Saved data entries

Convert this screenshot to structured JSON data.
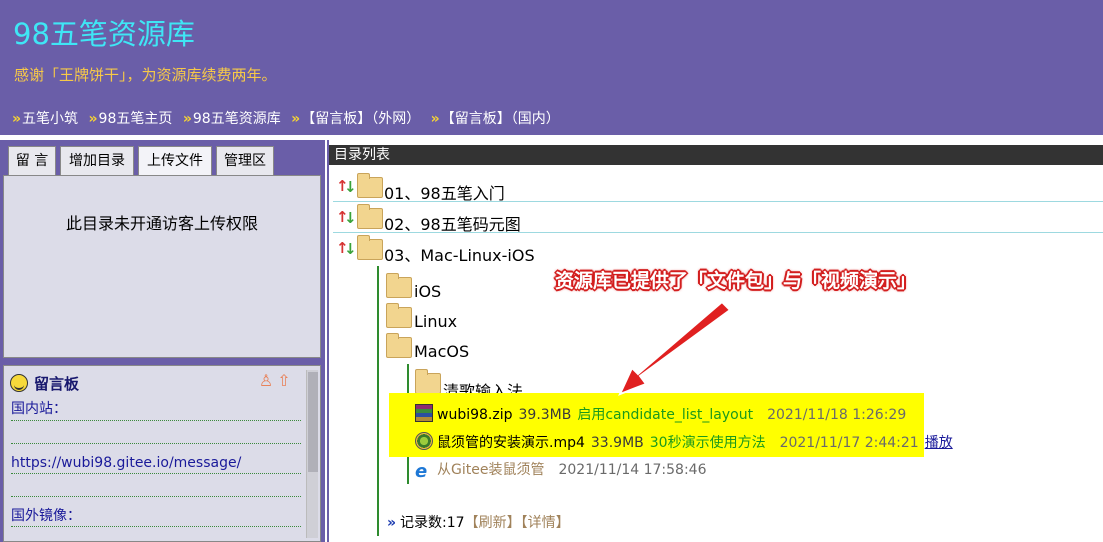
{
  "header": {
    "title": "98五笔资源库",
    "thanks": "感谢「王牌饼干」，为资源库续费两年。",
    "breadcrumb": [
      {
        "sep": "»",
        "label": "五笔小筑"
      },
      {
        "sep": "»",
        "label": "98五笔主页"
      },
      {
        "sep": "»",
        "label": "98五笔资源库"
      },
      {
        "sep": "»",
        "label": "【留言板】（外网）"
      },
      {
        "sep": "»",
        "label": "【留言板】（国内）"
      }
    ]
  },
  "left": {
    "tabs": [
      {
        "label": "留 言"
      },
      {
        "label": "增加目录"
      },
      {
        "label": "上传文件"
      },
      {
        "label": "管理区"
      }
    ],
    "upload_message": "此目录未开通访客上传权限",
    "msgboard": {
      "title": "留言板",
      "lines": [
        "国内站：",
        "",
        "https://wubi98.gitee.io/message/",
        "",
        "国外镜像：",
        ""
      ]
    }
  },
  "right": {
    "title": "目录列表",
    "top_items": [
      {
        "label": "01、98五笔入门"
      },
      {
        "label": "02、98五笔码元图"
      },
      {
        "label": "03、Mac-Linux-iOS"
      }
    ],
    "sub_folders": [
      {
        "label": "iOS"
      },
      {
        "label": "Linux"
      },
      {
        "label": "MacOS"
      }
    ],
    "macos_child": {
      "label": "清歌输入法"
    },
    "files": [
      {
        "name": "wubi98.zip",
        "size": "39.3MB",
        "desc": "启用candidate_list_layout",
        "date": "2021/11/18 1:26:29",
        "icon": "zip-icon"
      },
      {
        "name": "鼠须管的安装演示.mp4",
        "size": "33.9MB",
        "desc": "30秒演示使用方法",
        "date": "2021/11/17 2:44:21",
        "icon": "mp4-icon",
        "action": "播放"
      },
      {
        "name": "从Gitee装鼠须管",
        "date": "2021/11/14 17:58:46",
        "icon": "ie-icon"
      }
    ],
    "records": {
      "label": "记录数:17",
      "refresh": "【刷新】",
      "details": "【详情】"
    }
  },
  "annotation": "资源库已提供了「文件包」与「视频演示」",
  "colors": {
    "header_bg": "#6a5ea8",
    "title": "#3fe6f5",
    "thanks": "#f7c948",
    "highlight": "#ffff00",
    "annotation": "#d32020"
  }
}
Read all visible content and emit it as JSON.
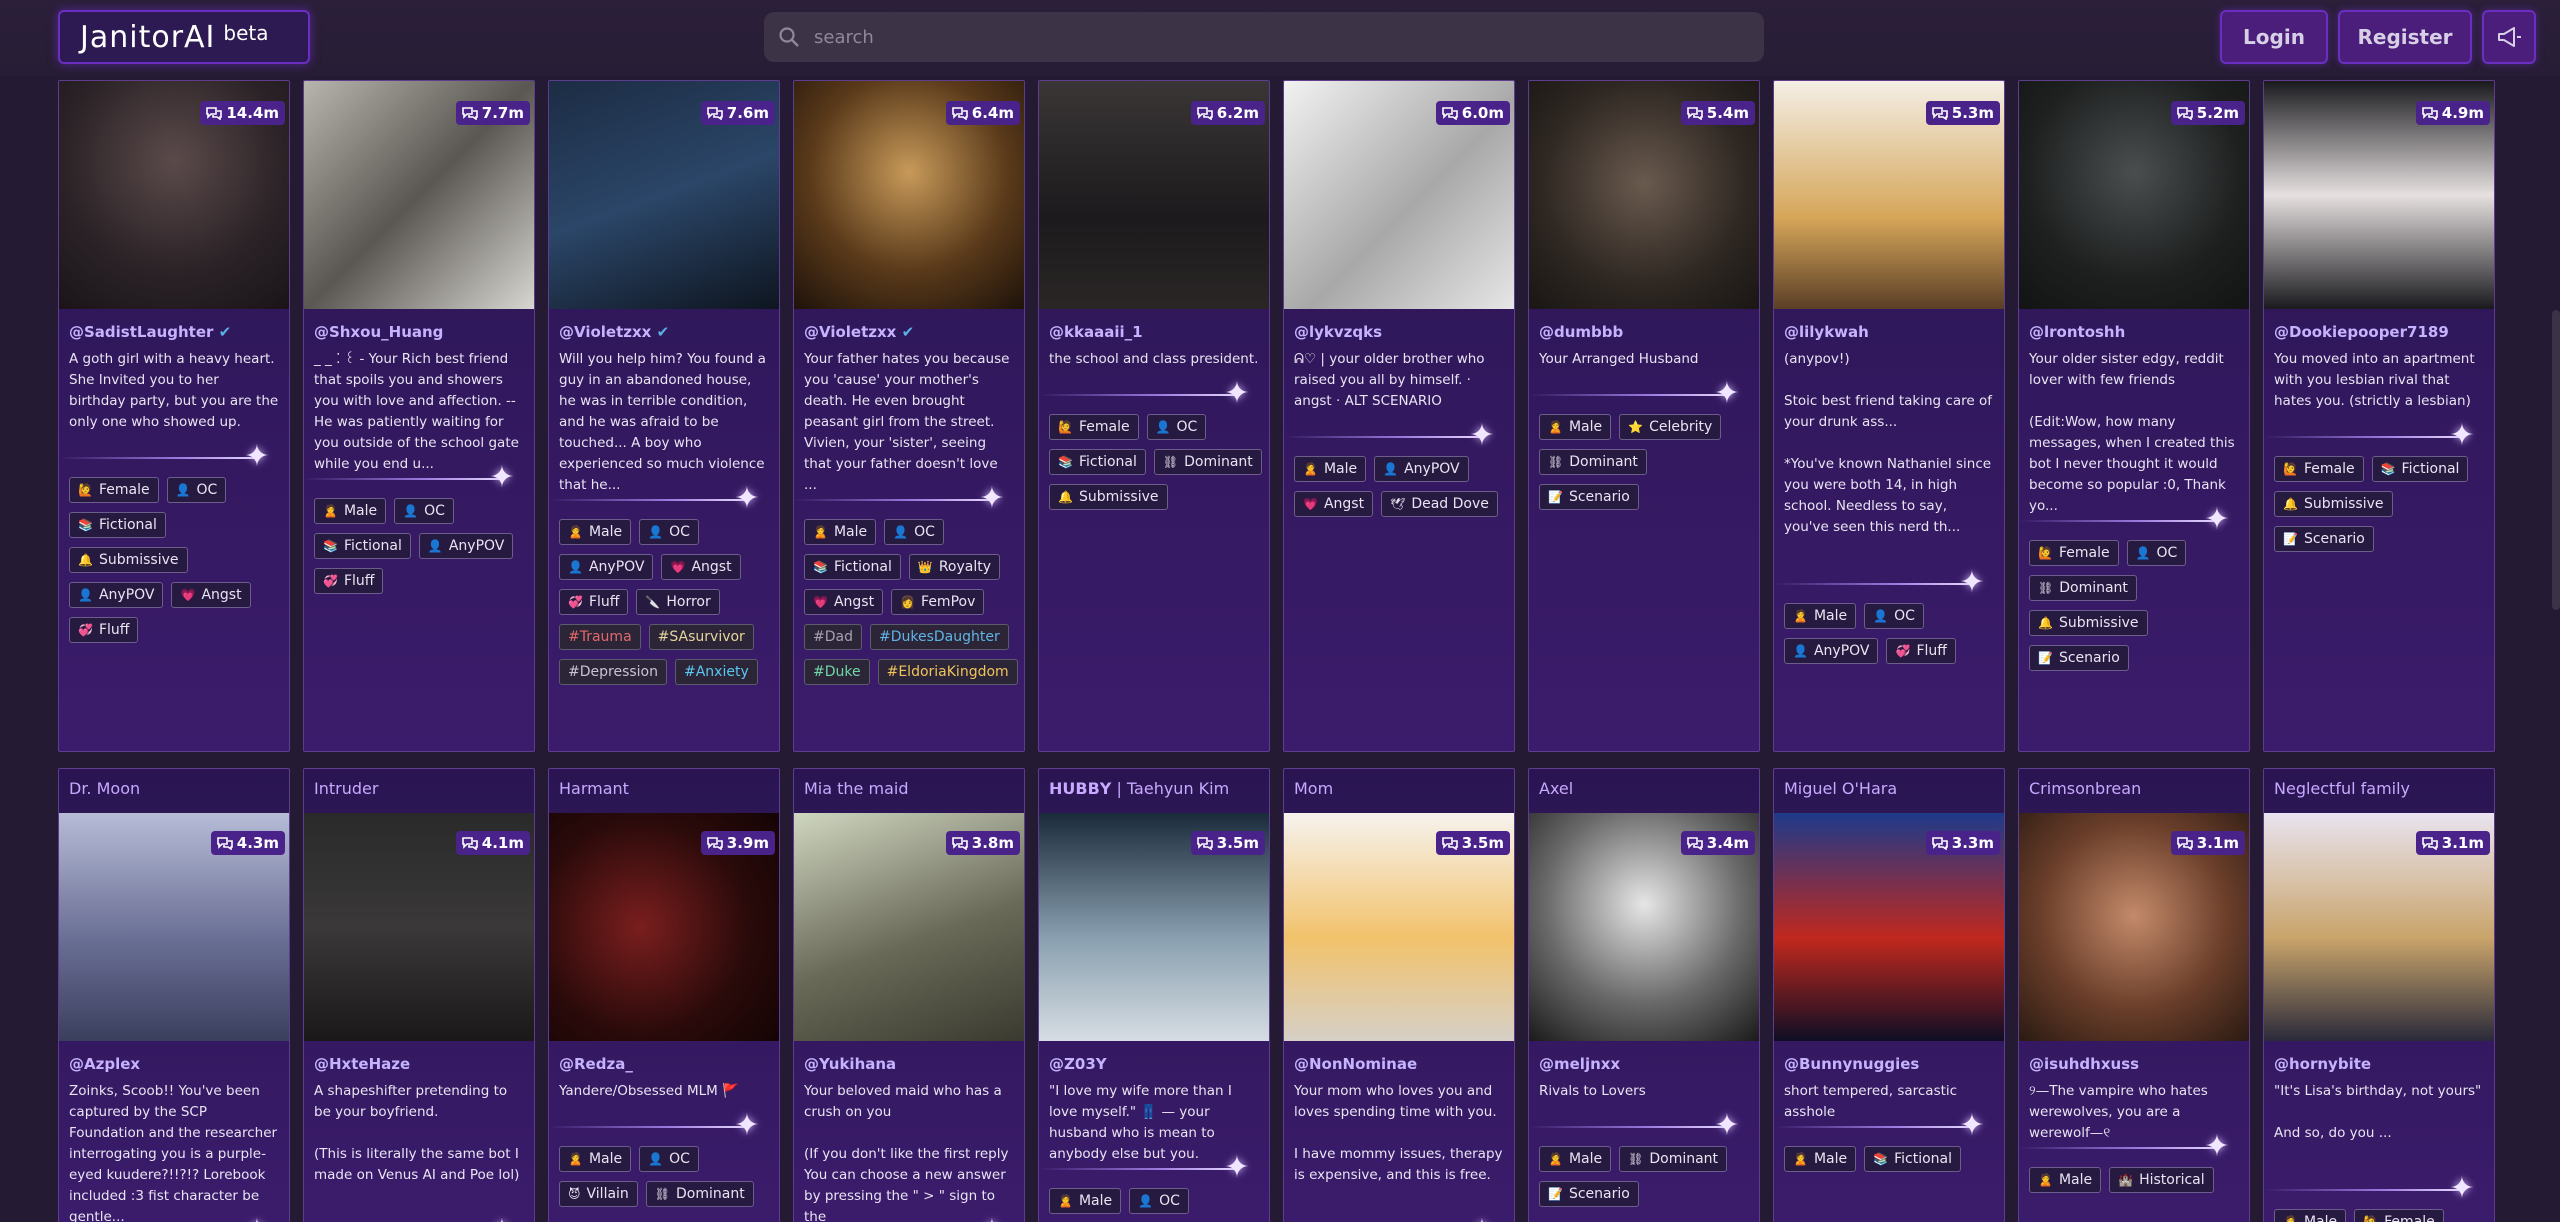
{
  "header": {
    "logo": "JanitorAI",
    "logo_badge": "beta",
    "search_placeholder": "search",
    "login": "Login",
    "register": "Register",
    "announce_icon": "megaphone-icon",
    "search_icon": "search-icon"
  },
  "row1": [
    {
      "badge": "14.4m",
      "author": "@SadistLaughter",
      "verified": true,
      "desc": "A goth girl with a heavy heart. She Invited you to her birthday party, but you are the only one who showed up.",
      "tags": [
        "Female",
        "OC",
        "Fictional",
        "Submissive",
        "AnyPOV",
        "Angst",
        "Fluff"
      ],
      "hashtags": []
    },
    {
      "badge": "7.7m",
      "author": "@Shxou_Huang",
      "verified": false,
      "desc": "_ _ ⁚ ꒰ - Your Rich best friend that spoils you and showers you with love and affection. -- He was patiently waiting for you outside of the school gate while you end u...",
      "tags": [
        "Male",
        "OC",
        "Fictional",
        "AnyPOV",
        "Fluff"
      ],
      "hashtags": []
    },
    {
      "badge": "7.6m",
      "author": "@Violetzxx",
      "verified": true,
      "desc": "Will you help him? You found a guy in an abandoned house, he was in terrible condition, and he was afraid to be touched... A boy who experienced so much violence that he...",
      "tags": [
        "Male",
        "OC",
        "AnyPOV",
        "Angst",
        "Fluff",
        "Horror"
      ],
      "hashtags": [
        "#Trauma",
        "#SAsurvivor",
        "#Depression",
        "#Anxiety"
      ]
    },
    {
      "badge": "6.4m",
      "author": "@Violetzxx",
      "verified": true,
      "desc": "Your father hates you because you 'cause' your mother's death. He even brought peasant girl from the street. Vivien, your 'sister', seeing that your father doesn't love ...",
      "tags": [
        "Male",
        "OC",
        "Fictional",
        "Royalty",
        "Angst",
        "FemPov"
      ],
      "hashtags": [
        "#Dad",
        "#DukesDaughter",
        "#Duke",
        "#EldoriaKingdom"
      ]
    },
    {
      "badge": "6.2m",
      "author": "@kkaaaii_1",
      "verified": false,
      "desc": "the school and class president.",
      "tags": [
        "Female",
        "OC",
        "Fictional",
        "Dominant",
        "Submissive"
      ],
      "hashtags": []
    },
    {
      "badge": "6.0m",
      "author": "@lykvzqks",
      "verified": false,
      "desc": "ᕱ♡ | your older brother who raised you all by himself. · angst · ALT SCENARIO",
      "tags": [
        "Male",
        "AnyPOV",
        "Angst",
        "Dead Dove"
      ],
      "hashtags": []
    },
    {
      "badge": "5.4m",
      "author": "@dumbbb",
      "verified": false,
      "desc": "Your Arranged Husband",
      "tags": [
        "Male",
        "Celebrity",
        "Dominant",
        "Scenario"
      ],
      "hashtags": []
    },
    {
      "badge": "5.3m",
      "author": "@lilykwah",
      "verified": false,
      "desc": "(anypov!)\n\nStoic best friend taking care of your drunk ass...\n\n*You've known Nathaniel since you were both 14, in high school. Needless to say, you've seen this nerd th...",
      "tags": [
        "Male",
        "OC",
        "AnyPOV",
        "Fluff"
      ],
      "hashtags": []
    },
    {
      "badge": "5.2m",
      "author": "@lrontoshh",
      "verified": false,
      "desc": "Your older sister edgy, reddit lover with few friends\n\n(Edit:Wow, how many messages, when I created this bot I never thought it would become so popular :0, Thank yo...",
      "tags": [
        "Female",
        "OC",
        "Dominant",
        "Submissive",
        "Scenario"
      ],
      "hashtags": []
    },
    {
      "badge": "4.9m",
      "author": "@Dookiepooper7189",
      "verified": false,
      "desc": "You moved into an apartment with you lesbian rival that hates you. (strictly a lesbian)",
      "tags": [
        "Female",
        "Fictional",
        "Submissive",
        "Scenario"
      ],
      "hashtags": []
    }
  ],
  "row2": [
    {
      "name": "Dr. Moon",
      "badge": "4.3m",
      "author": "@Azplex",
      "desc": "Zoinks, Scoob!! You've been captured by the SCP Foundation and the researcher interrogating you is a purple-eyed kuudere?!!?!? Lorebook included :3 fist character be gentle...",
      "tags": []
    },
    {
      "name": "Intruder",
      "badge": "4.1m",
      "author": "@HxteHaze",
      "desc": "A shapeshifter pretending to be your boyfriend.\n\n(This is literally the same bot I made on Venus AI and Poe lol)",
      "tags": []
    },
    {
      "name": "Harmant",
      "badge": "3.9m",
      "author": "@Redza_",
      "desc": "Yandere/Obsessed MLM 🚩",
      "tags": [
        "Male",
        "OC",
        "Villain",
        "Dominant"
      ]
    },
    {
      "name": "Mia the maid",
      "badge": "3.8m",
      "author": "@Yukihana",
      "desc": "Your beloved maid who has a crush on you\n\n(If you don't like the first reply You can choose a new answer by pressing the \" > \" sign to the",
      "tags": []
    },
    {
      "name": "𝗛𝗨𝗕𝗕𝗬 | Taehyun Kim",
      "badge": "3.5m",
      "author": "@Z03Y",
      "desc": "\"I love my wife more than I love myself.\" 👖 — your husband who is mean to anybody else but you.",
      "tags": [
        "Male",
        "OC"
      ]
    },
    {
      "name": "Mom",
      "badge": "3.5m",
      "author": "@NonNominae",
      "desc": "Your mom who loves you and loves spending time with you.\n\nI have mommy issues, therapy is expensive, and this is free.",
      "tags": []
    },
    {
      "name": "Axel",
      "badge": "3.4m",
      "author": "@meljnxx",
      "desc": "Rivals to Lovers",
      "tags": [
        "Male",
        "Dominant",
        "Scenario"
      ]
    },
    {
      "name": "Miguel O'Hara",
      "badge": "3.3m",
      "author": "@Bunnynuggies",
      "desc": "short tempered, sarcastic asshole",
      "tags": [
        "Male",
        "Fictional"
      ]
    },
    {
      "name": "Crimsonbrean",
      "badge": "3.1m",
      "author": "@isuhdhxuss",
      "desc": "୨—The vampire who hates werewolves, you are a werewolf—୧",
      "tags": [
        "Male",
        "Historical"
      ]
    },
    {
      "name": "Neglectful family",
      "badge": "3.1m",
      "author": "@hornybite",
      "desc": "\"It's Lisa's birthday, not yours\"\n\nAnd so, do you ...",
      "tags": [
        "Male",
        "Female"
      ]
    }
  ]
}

# SET EXERCISE
Write out every line of the listing that holds the word "thanks".

# TASK RESULT
    "thanks": "感谢「王牌饼干」，为资源库续费两年。",
    "thanks": "#f7c948",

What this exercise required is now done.